(Extracted data entries)
## Begin

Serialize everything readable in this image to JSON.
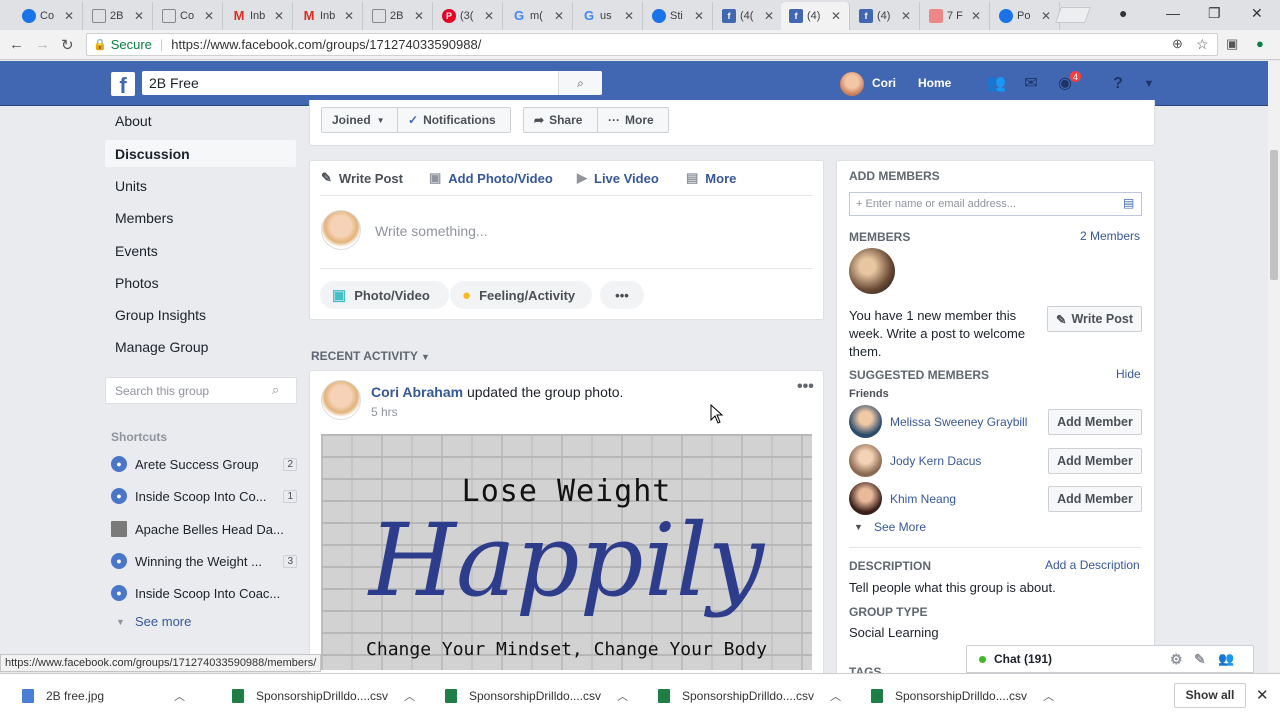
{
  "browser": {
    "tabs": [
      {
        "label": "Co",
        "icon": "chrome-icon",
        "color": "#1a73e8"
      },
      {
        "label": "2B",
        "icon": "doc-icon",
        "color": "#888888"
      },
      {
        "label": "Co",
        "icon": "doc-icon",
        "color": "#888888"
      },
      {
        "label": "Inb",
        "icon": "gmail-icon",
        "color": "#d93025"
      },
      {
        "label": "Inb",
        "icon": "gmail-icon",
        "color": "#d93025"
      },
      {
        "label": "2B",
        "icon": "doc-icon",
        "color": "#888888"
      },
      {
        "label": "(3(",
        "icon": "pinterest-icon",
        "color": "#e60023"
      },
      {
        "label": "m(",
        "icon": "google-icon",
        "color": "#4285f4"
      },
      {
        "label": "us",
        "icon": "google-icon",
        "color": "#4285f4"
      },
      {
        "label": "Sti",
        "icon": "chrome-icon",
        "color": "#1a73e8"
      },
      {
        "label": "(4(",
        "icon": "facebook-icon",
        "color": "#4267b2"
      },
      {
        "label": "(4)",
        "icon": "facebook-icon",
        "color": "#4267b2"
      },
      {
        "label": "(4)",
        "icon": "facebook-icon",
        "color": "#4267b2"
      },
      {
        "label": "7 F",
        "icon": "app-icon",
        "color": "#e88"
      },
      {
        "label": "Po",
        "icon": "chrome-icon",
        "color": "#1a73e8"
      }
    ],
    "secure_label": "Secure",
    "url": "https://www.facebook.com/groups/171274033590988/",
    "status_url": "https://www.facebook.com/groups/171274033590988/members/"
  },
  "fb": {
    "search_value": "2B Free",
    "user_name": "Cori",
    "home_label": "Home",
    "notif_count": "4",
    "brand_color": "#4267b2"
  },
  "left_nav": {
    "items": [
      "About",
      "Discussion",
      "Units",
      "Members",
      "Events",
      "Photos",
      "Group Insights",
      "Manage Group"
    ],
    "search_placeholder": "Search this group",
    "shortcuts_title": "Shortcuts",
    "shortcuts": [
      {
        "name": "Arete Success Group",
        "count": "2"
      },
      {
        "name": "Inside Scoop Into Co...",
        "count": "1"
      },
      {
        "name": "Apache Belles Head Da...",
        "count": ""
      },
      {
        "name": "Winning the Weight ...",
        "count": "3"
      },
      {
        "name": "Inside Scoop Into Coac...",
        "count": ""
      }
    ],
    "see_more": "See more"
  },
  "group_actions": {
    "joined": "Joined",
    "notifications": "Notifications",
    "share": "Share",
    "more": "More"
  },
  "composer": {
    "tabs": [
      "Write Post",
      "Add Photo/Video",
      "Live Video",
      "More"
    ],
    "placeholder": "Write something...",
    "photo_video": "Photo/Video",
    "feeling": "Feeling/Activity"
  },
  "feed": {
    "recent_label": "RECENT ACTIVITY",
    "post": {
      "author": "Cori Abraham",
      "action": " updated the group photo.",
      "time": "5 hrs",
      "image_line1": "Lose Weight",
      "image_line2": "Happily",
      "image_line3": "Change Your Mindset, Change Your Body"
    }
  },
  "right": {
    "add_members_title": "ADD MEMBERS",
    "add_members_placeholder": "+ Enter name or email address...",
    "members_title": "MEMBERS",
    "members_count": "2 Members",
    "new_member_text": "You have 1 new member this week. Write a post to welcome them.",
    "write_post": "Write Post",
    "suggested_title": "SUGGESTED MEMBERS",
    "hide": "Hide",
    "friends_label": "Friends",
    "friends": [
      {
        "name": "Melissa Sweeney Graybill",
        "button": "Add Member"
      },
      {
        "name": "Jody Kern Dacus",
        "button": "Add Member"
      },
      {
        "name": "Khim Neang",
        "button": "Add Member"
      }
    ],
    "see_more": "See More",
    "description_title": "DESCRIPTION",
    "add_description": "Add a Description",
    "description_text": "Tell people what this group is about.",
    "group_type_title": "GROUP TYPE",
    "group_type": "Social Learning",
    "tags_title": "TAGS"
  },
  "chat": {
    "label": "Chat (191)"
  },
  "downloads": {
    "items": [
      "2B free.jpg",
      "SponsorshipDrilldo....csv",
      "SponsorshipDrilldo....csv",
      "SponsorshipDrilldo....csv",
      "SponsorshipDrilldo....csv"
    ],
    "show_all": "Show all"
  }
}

## End

**Work to complete:**
Reproduce all of the material exactly, apart from the pictures.

**Full response:**
Serialize everything readable in this image to JSON.
{
  "browser": {
    "tabs": [
      {
        "label": "Co",
        "icon": "chrome-icon",
        "color": "#1a73e8"
      },
      {
        "label": "2B",
        "icon": "doc-icon",
        "color": "#888888"
      },
      {
        "label": "Co",
        "icon": "doc-icon",
        "color": "#888888"
      },
      {
        "label": "Inb",
        "icon": "gmail-icon",
        "color": "#d93025"
      },
      {
        "label": "Inb",
        "icon": "gmail-icon",
        "color": "#d93025"
      },
      {
        "label": "2B",
        "icon": "doc-icon",
        "color": "#888888"
      },
      {
        "label": "(3(",
        "icon": "pinterest-icon",
        "color": "#e60023"
      },
      {
        "label": "m(",
        "icon": "google-icon",
        "color": "#4285f4"
      },
      {
        "label": "us",
        "icon": "google-icon",
        "color": "#4285f4"
      },
      {
        "label": "Sti",
        "icon": "chrome-icon",
        "color": "#1a73e8"
      },
      {
        "label": "(4(",
        "icon": "facebook-icon",
        "color": "#4267b2"
      },
      {
        "label": "(4)",
        "icon": "facebook-icon",
        "color": "#4267b2"
      },
      {
        "label": "(4)",
        "icon": "facebook-icon",
        "color": "#4267b2"
      },
      {
        "label": "7 F",
        "icon": "app-icon",
        "color": "#e88"
      },
      {
        "label": "Po",
        "icon": "chrome-icon",
        "color": "#1a73e8"
      }
    ],
    "secure_label": "Secure",
    "url": "https://www.facebook.com/groups/171274033590988/",
    "status_url": "https://www.facebook.com/groups/171274033590988/members/"
  },
  "fb": {
    "search_value": "2B Free",
    "user_name": "Cori",
    "home_label": "Home",
    "notif_count": "4",
    "brand_color": "#4267b2"
  },
  "left_nav": {
    "items": [
      "About",
      "Discussion",
      "Units",
      "Members",
      "Events",
      "Photos",
      "Group Insights",
      "Manage Group"
    ],
    "search_placeholder": "Search this group",
    "shortcuts_title": "Shortcuts",
    "shortcuts": [
      {
        "name": "Arete Success Group",
        "count": "2"
      },
      {
        "name": "Inside Scoop Into Co...",
        "count": "1"
      },
      {
        "name": "Apache Belles Head Da...",
        "count": ""
      },
      {
        "name": "Winning the Weight ...",
        "count": "3"
      },
      {
        "name": "Inside Scoop Into Coac...",
        "count": ""
      }
    ],
    "see_more": "See more"
  },
  "group_actions": {
    "joined": "Joined",
    "notifications": "Notifications",
    "share": "Share",
    "more": "More"
  },
  "composer": {
    "tabs": [
      "Write Post",
      "Add Photo/Video",
      "Live Video",
      "More"
    ],
    "placeholder": "Write something...",
    "photo_video": "Photo/Video",
    "feeling": "Feeling/Activity"
  },
  "feed": {
    "recent_label": "RECENT ACTIVITY",
    "post": {
      "author": "Cori Abraham",
      "action": " updated the group photo.",
      "time": "5 hrs",
      "image_line1": "Lose Weight",
      "image_line2": "Happily",
      "image_line3": "Change Your Mindset, Change Your Body"
    }
  },
  "right": {
    "add_members_title": "ADD MEMBERS",
    "add_members_placeholder": "+ Enter name or email address...",
    "members_title": "MEMBERS",
    "members_count": "2 Members",
    "new_member_text": "You have 1 new member this week. Write a post to welcome them.",
    "write_post": "Write Post",
    "suggested_title": "SUGGESTED MEMBERS",
    "hide": "Hide",
    "friends_label": "Friends",
    "friends": [
      {
        "name": "Melissa Sweeney Graybill",
        "button": "Add Member"
      },
      {
        "name": "Jody Kern Dacus",
        "button": "Add Member"
      },
      {
        "name": "Khim Neang",
        "button": "Add Member"
      }
    ],
    "see_more": "See More",
    "description_title": "DESCRIPTION",
    "add_description": "Add a Description",
    "description_text": "Tell people what this group is about.",
    "group_type_title": "GROUP TYPE",
    "group_type": "Social Learning",
    "tags_title": "TAGS"
  },
  "chat": {
    "label": "Chat (191)"
  },
  "downloads": {
    "items": [
      "2B free.jpg",
      "SponsorshipDrilldo....csv",
      "SponsorshipDrilldo....csv",
      "SponsorshipDrilldo....csv",
      "SponsorshipDrilldo....csv"
    ],
    "show_all": "Show all"
  }
}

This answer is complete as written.